### Your objective
Repeat each entry as written, dropping any picture you find.

Entries from a visual dataset:
▼▼▼

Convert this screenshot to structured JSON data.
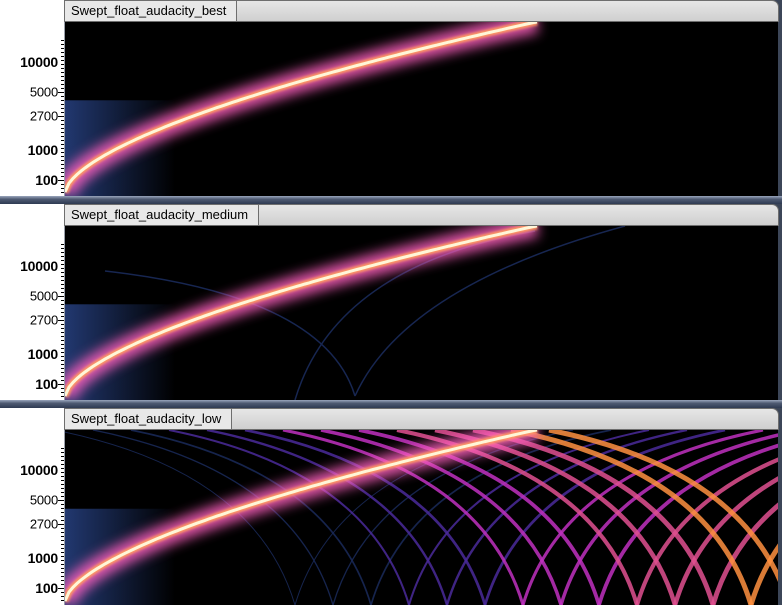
{
  "tracks": [
    {
      "name": "Swept_float_audacity_best",
      "quality": "best",
      "ruler": [
        {
          "label": "10000",
          "bold": true
        },
        {
          "label": "5000",
          "bold": false
        },
        {
          "label": "2700",
          "bold": false
        },
        {
          "label": "1000",
          "bold": true
        },
        {
          "label": "100",
          "bold": true
        }
      ]
    },
    {
      "name": "Swept_float_audacity_medium",
      "quality": "medium",
      "ruler": [
        {
          "label": "10000",
          "bold": true
        },
        {
          "label": "5000",
          "bold": false
        },
        {
          "label": "2700",
          "bold": false
        },
        {
          "label": "1000",
          "bold": true
        },
        {
          "label": "100",
          "bold": true
        }
      ]
    },
    {
      "name": "Swept_float_audacity_low",
      "quality": "low",
      "ruler": [
        {
          "label": "10000",
          "bold": true
        },
        {
          "label": "5000",
          "bold": false
        },
        {
          "label": "2700",
          "bold": false
        },
        {
          "label": "1000",
          "bold": true
        },
        {
          "label": "100",
          "bold": true
        }
      ]
    }
  ],
  "colors": {
    "background": "#000000",
    "sweep_core": "#fff6d8",
    "sweep_glow": "#ff60c0",
    "alias_blue": "#1a2a5a",
    "alias_magenta": "#c030c0",
    "alias_orange": "#ff9040"
  }
}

▲▲▲

### Completed exercise
Convert this screenshot to structured JSON data.
{
  "tracks": [
    {
      "name": "Swept_float_audacity_best",
      "quality": "best",
      "ruler": [
        {
          "label": "10000",
          "bold": true
        },
        {
          "label": "5000",
          "bold": false
        },
        {
          "label": "2700",
          "bold": false
        },
        {
          "label": "1000",
          "bold": true
        },
        {
          "label": "100",
          "bold": true
        }
      ]
    },
    {
      "name": "Swept_float_audacity_medium",
      "quality": "medium",
      "ruler": [
        {
          "label": "10000",
          "bold": true
        },
        {
          "label": "5000",
          "bold": false
        },
        {
          "label": "2700",
          "bold": false
        },
        {
          "label": "1000",
          "bold": true
        },
        {
          "label": "100",
          "bold": true
        }
      ]
    },
    {
      "name": "Swept_float_audacity_low",
      "quality": "low",
      "ruler": [
        {
          "label": "10000",
          "bold": true
        },
        {
          "label": "5000",
          "bold": false
        },
        {
          "label": "2700",
          "bold": false
        },
        {
          "label": "1000",
          "bold": true
        },
        {
          "label": "100",
          "bold": true
        }
      ]
    }
  ],
  "colors": {
    "background": "#000000",
    "sweep_core": "#fff6d8",
    "sweep_glow": "#ff60c0",
    "alias_blue": "#1a2a5a",
    "alias_magenta": "#c030c0",
    "alias_orange": "#ff9040"
  }
}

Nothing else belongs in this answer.